* Exercise details
Return all lines with the word "from" in them.

* Supplied information
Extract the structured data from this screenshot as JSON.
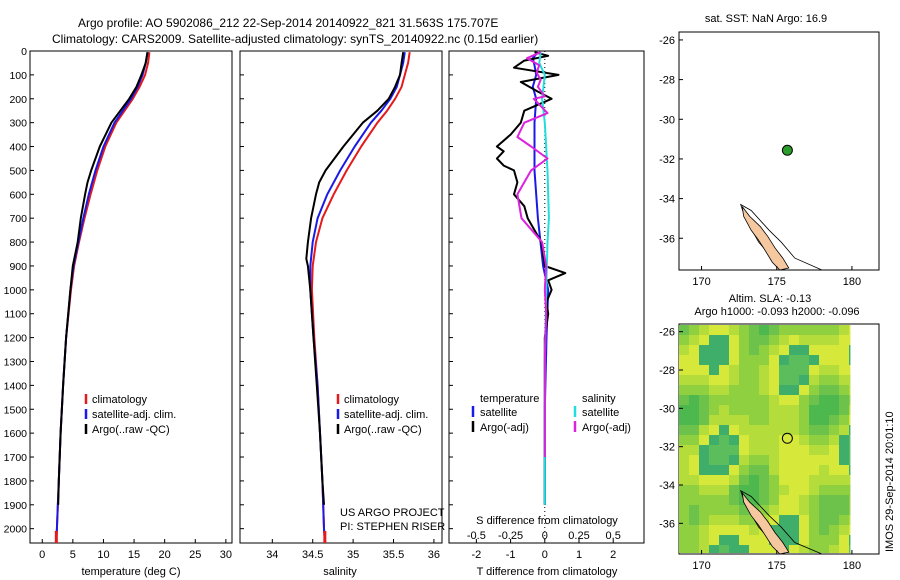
{
  "header": {
    "line1": "Argo profile: AO 5902086_212 22-Sep-2014 20140922_821 31.563S 175.707E",
    "line2": "Climatology: CARS2009. Satellite-adjusted climatology: synTS_20140922.nc (0.15d earlier)"
  },
  "colors": {
    "clim": "#e41a1c",
    "sat": "#1a1ae6",
    "argo": "#000000",
    "sat_sal": "#22dddd",
    "argo_sal": "#dd22dd",
    "land": "#f5c8a0"
  },
  "depth_axis": {
    "ticks": [
      0,
      100,
      200,
      300,
      400,
      500,
      600,
      700,
      800,
      900,
      1000,
      1100,
      1200,
      1300,
      1400,
      1500,
      1600,
      1700,
      1800,
      1900,
      2000
    ],
    "range": [
      0,
      2060
    ]
  },
  "chart_data": [
    {
      "type": "line",
      "id": "temperature",
      "xlabel": "temperature (deg C)",
      "xlim": [
        -2,
        31
      ],
      "xticks": [
        0,
        5,
        10,
        15,
        20,
        25,
        30
      ],
      "legend": [
        "climatology",
        "satellite-adj. clim.",
        "Argo(..raw -QC)"
      ],
      "series": [
        {
          "name": "climatology",
          "depth": [
            5,
            50,
            100,
            150,
            200,
            300,
            400,
            500,
            600,
            700,
            800,
            900,
            1000,
            1200,
            1400,
            1600,
            1800,
            2000,
            2050
          ],
          "values": [
            17.5,
            17.3,
            16.8,
            15.9,
            14.8,
            12.1,
            10.3,
            9.0,
            7.9,
            6.9,
            6.0,
            5.2,
            4.7,
            3.9,
            3.4,
            3.0,
            2.7,
            2.4,
            2.3
          ]
        },
        {
          "name": "satellite-adj. clim.",
          "depth": [
            5,
            50,
            100,
            150,
            200,
            300,
            400,
            500,
            600,
            700,
            800,
            900,
            1000,
            1200,
            1400,
            1600,
            1800,
            2000,
            2050
          ],
          "values": [
            17.2,
            16.9,
            16.4,
            15.6,
            14.5,
            11.8,
            10.0,
            8.7,
            7.6,
            6.7,
            5.9,
            5.1,
            4.6,
            3.9,
            3.4,
            3.0,
            2.7,
            2.4,
            2.3
          ]
        },
        {
          "name": "Argo(..raw -QC)",
          "depth": [
            5,
            50,
            100,
            150,
            200,
            300,
            400,
            500,
            550,
            600,
            700,
            800,
            900,
            1000,
            1200,
            1400,
            1600,
            1800,
            1900
          ],
          "values": [
            17.2,
            16.9,
            16.2,
            15.4,
            14.2,
            11.3,
            9.4,
            8.0,
            7.4,
            7.0,
            6.3,
            5.8,
            5.0,
            4.6,
            3.9,
            3.4,
            3.0,
            2.7,
            2.6
          ]
        }
      ]
    },
    {
      "type": "line",
      "id": "salinity",
      "xlabel": "salinity",
      "xlim": [
        33.6,
        36.1
      ],
      "xticks": [
        34,
        34.5,
        35,
        35.5,
        36
      ],
      "legend": [
        "climatology",
        "satellite-adj. clim.",
        "Argo(..raw -QC)"
      ],
      "credit": [
        "US ARGO PROJECT",
        "PI: STEPHEN RISER"
      ],
      "series": [
        {
          "name": "climatology",
          "depth": [
            5,
            50,
            100,
            150,
            200,
            250,
            300,
            400,
            500,
            600,
            700,
            800,
            900,
            1000,
            1200,
            1400,
            1600,
            1800,
            2000,
            2050
          ],
          "values": [
            35.7,
            35.68,
            35.64,
            35.6,
            35.52,
            35.42,
            35.3,
            35.1,
            34.92,
            34.76,
            34.62,
            34.54,
            34.5,
            34.49,
            34.52,
            34.56,
            34.59,
            34.62,
            34.64,
            34.65
          ]
        },
        {
          "name": "satellite-adj. clim.",
          "depth": [
            5,
            50,
            100,
            150,
            200,
            250,
            300,
            400,
            500,
            600,
            700,
            800,
            900,
            1000,
            1200,
            1400,
            1600,
            1800,
            2000,
            2050
          ],
          "values": [
            35.64,
            35.62,
            35.58,
            35.54,
            35.46,
            35.35,
            35.22,
            35.02,
            34.84,
            34.68,
            34.56,
            34.5,
            34.47,
            34.47,
            34.51,
            34.56,
            34.59,
            34.62,
            34.64,
            34.65
          ]
        },
        {
          "name": "Argo(..raw -QC)",
          "depth": [
            5,
            50,
            100,
            150,
            200,
            250,
            300,
            400,
            500,
            550,
            600,
            700,
            800,
            870,
            900,
            1000,
            1200,
            1400,
            1600,
            1800,
            1900
          ],
          "values": [
            35.62,
            35.6,
            35.58,
            35.52,
            35.44,
            35.3,
            35.12,
            34.88,
            34.66,
            34.58,
            34.54,
            34.48,
            34.44,
            34.42,
            34.44,
            34.47,
            34.51,
            34.55,
            34.59,
            34.62,
            34.64
          ]
        }
      ]
    },
    {
      "type": "line",
      "id": "differences",
      "xlabel": "T difference from climatology",
      "top_label": "S difference from climatology",
      "top_ticks": [
        "-0.5",
        "-0.25",
        "0",
        "0.25",
        "0.5"
      ],
      "xlim": [
        -2.8,
        2.9
      ],
      "xticks": [
        -2,
        -1,
        0,
        1,
        2
      ],
      "legend_temperature": [
        "temperature",
        "satellite",
        "Argo(-adj)"
      ],
      "legend_salinity": [
        "salinity",
        "satellite",
        "Argo(-adj)"
      ],
      "series": [
        {
          "name": "temperature satellite",
          "depth": [
            5,
            30,
            60,
            100,
            150,
            200,
            300,
            500,
            700,
            900,
            1000,
            1200,
            1500,
            1800,
            1900
          ],
          "values": [
            -0.2,
            -0.35,
            -0.3,
            -0.25,
            -0.35,
            -0.25,
            -0.3,
            -0.3,
            -0.2,
            -0.05,
            0.1,
            0.05,
            0.0,
            0.0,
            0.0
          ]
        },
        {
          "name": "temperature Argo(-adj)",
          "depth": [
            5,
            20,
            40,
            70,
            100,
            130,
            170,
            200,
            250,
            300,
            350,
            400,
            420,
            450,
            480,
            500,
            550,
            600,
            650,
            700,
            750,
            800,
            850,
            900,
            930,
            960,
            1000,
            1050,
            1100,
            1200,
            1300,
            1500,
            1700,
            1900
          ],
          "values": [
            -0.3,
            0.1,
            -0.6,
            -0.9,
            0.4,
            -0.7,
            -0.2,
            0.2,
            -0.6,
            -0.7,
            -1.0,
            -1.4,
            -1.2,
            -1.4,
            -1.2,
            -0.9,
            -0.8,
            -0.9,
            -0.6,
            -0.5,
            -0.3,
            -0.1,
            -0.05,
            0.0,
            0.6,
            0.1,
            0.2,
            0.05,
            0.1,
            0.0,
            0.0,
            0.0,
            0.0,
            0.0
          ]
        },
        {
          "name": "salinity satellite",
          "depth": [
            5,
            50,
            100,
            200,
            300,
            500,
            700,
            800,
            1000,
            1300,
            1600,
            1900
          ],
          "values": [
            -0.03,
            -0.04,
            0.0,
            -0.02,
            0.0,
            0.02,
            0.03,
            0.02,
            0.01,
            0.0,
            0.0,
            0.0
          ]
        },
        {
          "name": "salinity Argo(-adj)",
          "depth": [
            5,
            30,
            60,
            90,
            120,
            150,
            190,
            200,
            260,
            300,
            360,
            400,
            450,
            500,
            600,
            700,
            800,
            900,
            1000,
            1100,
            1300,
            1500,
            1700
          ],
          "values": [
            -0.03,
            -0.13,
            -0.04,
            -0.06,
            -0.03,
            -0.05,
            0.0,
            -0.08,
            0.02,
            -0.15,
            -0.2,
            -0.1,
            0.02,
            -0.1,
            -0.2,
            -0.17,
            -0.02,
            0.01,
            0.0,
            0.01,
            0.0,
            0.0,
            0.0
          ]
        }
      ]
    },
    {
      "type": "scatter",
      "id": "map-sst",
      "title": "sat. SST: NaN Argo: 16.9",
      "xlim": [
        168.5,
        181.8
      ],
      "ylim": [
        -37.6,
        -25.6
      ],
      "xticks": [
        170,
        175,
        180
      ],
      "yticks": [
        -26,
        -28,
        -30,
        -32,
        -34,
        -36
      ],
      "points": [
        {
          "lon": 175.707,
          "lat": -31.563
        }
      ]
    },
    {
      "type": "heatmap",
      "id": "map-sla",
      "title": "Altim. SLA: -0.13",
      "subtitle": "Argo h1000: -0.093 h2000: -0.096",
      "xlim": [
        168.5,
        181.8
      ],
      "ylim": [
        -37.6,
        -25.6
      ],
      "xticks": [
        170,
        175,
        180
      ],
      "yticks": [
        -26,
        -28,
        -30,
        -32,
        -34,
        -36
      ],
      "points": [
        {
          "lon": 175.707,
          "lat": -31.563
        }
      ]
    }
  ],
  "footer_stamp": "IMOS 29-Sep-2014 20:01:10"
}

* Full output
Extract the structured data from this screenshot as JSON.
      "xlabel": "T difference from climatology",
      "top_label": "S difference from climatology",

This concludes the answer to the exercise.